WORK INSTRUCTIONS:
Please retype the records below exactly, leaving out any pictures.
[Start of SUPPLIED MATERIAL]
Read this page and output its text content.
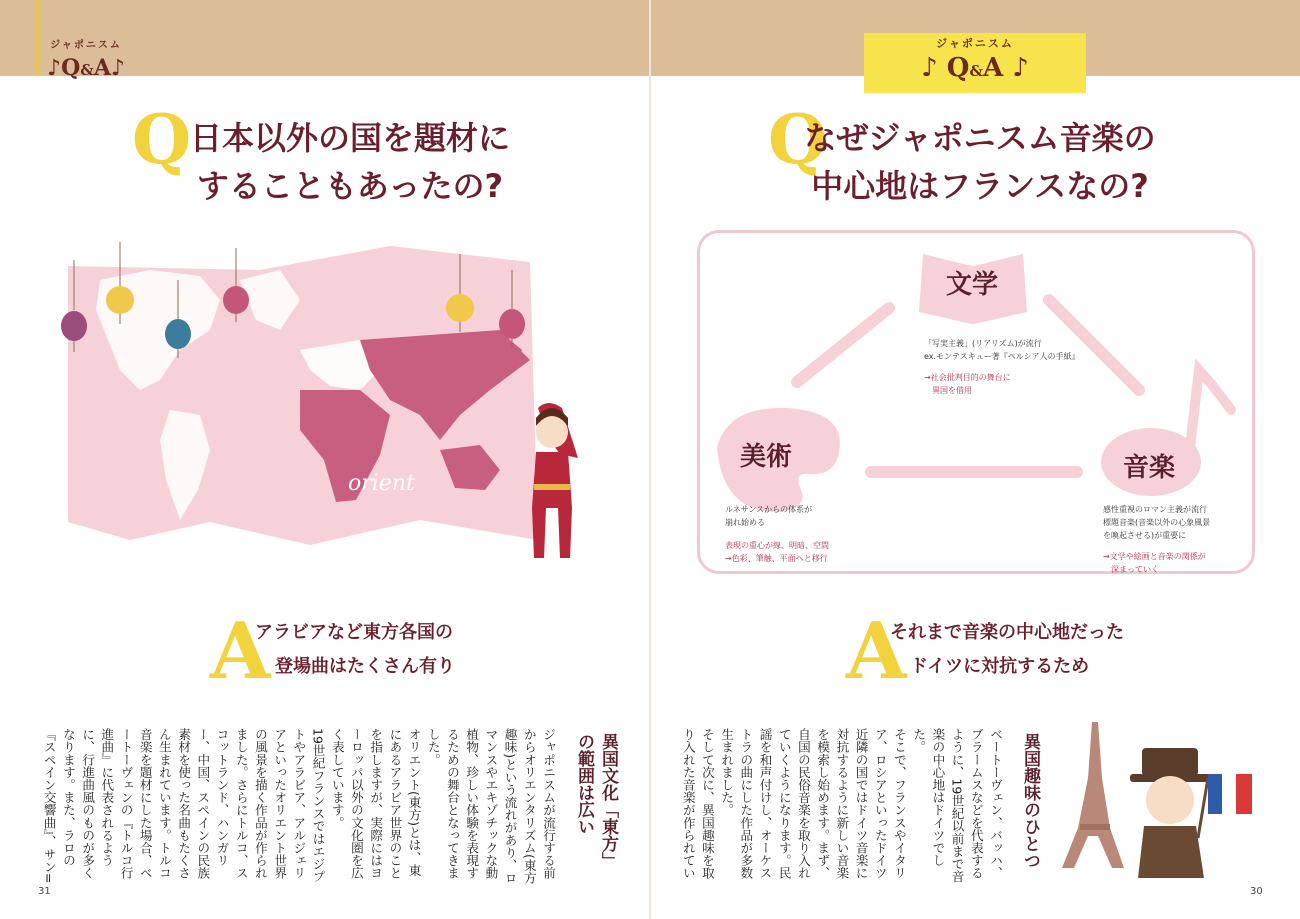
ジャポニスム
♪Q&A♪
ジャポニスム
♪ Q&A ♪
Q
日本以外の国を題材に
することもあったの?
orient
A
アラビアなど東方各国の
登場曲はたくさん有り
異国文化「東方」の範囲は広い
ジャポニスムが流行する前からオリエンタリズム(東方趣味)という流れがあり、ロマンスやエキゾチックな動植物、珍しい体験を表現するための舞台となってきました。
オリエント(東方)とは、東にあるアラビア世界のことを指しますが、実際にはヨーロッパ以外の文化圏を広く表しています。
19世紀フランスではエジプトやアラビア、アルジェリアといったオリエント世界の風景を描く作品が作られました。さらにトルコ、スコットランド、ハンガリー、中国、スペインの民族素材を使った名曲もたくさん生まれています。トルコ音楽を題材にした場合、ベートーヴェンの『トルコ行進曲』に代表されるように、行進曲風のものが多くなります。また、ラロの『スペイン交響曲』、サン=

31
Q
なぜジャポニスム音楽の
中心地はフランスなの?
文学
美術	音楽
「写実主義」(リアリズム)が流行
ex.モンテスキュー著『ペルシア人の手紙』
→社会批判目的の舞台に
異国を借用
ルネサンスからの体系が
崩れ始める
表現の重心が線、明暗、空間
→色彩、筆触、平面へと移行
感性重視のロマン主義が流行
標題音楽(音楽以外の心象風景
を喚起させる)が重要に
→文学や絵画と音楽の関係が
深まっていく
A
それまで音楽の中心地だった
ドイツに対抗するため
異国趣味のひとつ
ベートーヴェン、バッハ、ブラームスなどを代表するように、19世紀以前まで音楽の中心地はドイツでした。
そこで、フランスやイタリア、ロシアといったドイツ近隣の国ではドイツ音楽に対抗するように新しい音楽を模索し始めます。まず、自国の民俗音楽を取り入れていくようになります。民謡を和声付けし、オーケストラの曲にした作品が多数生まれました。
そして次に、異国趣味を取り入れた音楽が作られてい
30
[End of SUPPLIED MATERIAL]
OUTPUT FOR THIS TASK:
Read this page and output its text content.
ジャポニスム
♪Q&A♪
ジャポニスム
♪ Q&A ♪
Q
日本以外の国を題材に
することもあったの?
orient
A
アラビアなど東方各国の
登場曲はたくさん有り
異国文化「東方」の範囲は広い
ジャポニスムが流行する前からオリエンタリズム(東方趣味)という流れがあり、ロマンスやエキゾチックな動植物、珍しい体験を表現するための舞台となってきました。
オリエント(東方)とは、東にあるアラビア世界のことを指しますが、実際にはヨーロッパ以外の文化圏を広く表しています。
19世紀フランスではエジプトやアラビア、アルジェリアといったオリエント世界の風景を描く作品が作られました。さらにトルコ、スコットランド、ハンガリー、中国、スペインの民族素材を使った名曲もたくさん生まれています。トルコ音楽を題材にした場合、ベートーヴェンの『トルコ行進曲』に代表されるように、行進曲風のものが多くなります。また、ラロの『スペイン交響曲』、サン=

31
Q
なぜジャポニスム音楽の
中心地はフランスなの?
文学
美術	音楽
「写実主義」(リアリズム)が流行
ex.モンテスキュー著『ペルシア人の手紙』
→社会批判目的の舞台に
異国を借用
ルネサンスからの体系が
崩れ始める
表現の重心が線、明暗、空間
→色彩、筆触、平面へと移行
感性重視のロマン主義が流行
標題音楽(音楽以外の心象風景
を喚起させる)が重要に
→文学や絵画と音楽の関係が
深まっていく
A
それまで音楽の中心地だった
ドイツに対抗するため
異国趣味のひとつ
ベートーヴェン、バッハ、ブラームスなどを代表するように、19世紀以前まで音楽の中心地はドイツでした。
そこで、フランスやイタリア、ロシアといったドイツ近隣の国ではドイツ音楽に対抗するように新しい音楽を模索し始めます。まず、自国の民俗音楽を取り入れていくようになります。民謡を和声付けし、オーケストラの曲にした作品が多数生まれました。
そして次に、異国趣味を取り入れた音楽が作られてい
30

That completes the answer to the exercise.